Omit all pictures. Quote only the lines from the one with "Convert this document image to plain text." through the end of the material below.

> [LISTED RECORDS]:
-=-=-
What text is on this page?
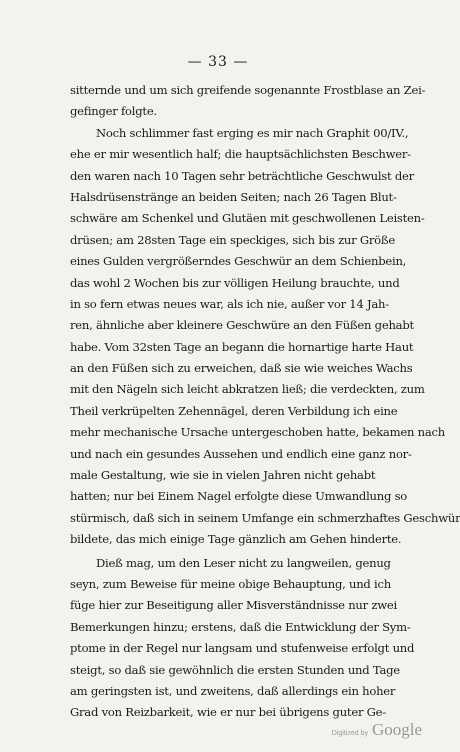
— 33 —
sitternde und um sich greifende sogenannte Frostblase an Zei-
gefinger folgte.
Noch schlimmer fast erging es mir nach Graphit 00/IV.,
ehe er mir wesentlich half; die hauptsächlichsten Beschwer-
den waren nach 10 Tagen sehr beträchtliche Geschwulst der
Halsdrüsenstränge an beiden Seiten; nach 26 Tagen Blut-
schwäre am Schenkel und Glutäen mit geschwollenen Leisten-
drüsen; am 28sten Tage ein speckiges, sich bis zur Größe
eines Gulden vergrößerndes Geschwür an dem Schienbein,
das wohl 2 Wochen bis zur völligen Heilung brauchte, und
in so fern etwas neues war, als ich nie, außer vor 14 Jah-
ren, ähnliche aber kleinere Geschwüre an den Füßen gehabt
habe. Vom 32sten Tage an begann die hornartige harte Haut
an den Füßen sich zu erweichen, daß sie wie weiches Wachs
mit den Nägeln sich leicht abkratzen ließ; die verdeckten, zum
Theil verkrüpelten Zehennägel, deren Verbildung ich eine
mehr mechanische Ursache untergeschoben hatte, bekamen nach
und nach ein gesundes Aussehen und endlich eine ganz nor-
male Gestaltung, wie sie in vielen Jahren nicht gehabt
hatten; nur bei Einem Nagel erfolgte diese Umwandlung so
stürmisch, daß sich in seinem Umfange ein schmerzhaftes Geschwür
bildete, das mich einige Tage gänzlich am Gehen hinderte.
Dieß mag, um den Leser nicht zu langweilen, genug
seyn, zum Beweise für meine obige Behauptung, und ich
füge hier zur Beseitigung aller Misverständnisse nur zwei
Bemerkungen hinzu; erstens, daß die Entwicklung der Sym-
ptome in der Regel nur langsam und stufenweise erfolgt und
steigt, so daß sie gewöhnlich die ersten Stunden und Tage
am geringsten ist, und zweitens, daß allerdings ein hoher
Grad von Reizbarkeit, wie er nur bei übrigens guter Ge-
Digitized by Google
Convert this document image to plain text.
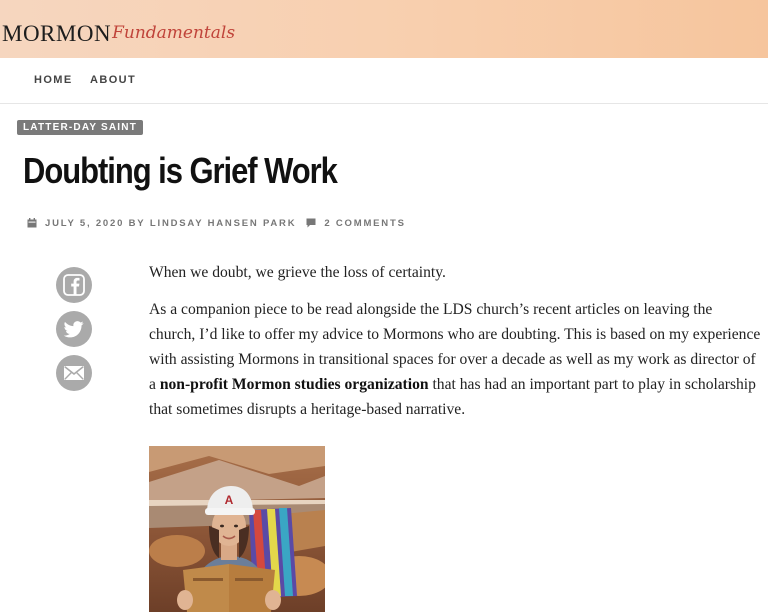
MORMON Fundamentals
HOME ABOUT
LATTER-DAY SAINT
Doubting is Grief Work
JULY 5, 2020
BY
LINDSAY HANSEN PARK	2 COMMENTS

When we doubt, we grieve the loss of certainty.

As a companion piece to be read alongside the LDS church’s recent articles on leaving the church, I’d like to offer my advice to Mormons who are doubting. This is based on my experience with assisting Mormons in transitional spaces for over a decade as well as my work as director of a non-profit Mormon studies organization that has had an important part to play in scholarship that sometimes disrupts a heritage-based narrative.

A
-=-=-
> [EXERCISE RESPONSE]:
Convert this document image to plain text.
MORMON Fundamentals
HOME ABOUT
LATTER-DAY SAINT
Doubting is Grief Work
JULY 5, 2020
BY
LINDSAY HANSEN PARK	2 COMMENTS

When we doubt, we grieve the loss of certainty.

As a companion piece to be read alongside the LDS church’s recent articles on leaving the church, I’d like to offer my advice to Mormons who are doubting. This is based on my experience with assisting Mormons in transitional spaces for over a decade as well as my work as director of a non-profit Mormon studies organization that has had an important part to play in scholarship that sometimes disrupts a heritage-based narrative.

A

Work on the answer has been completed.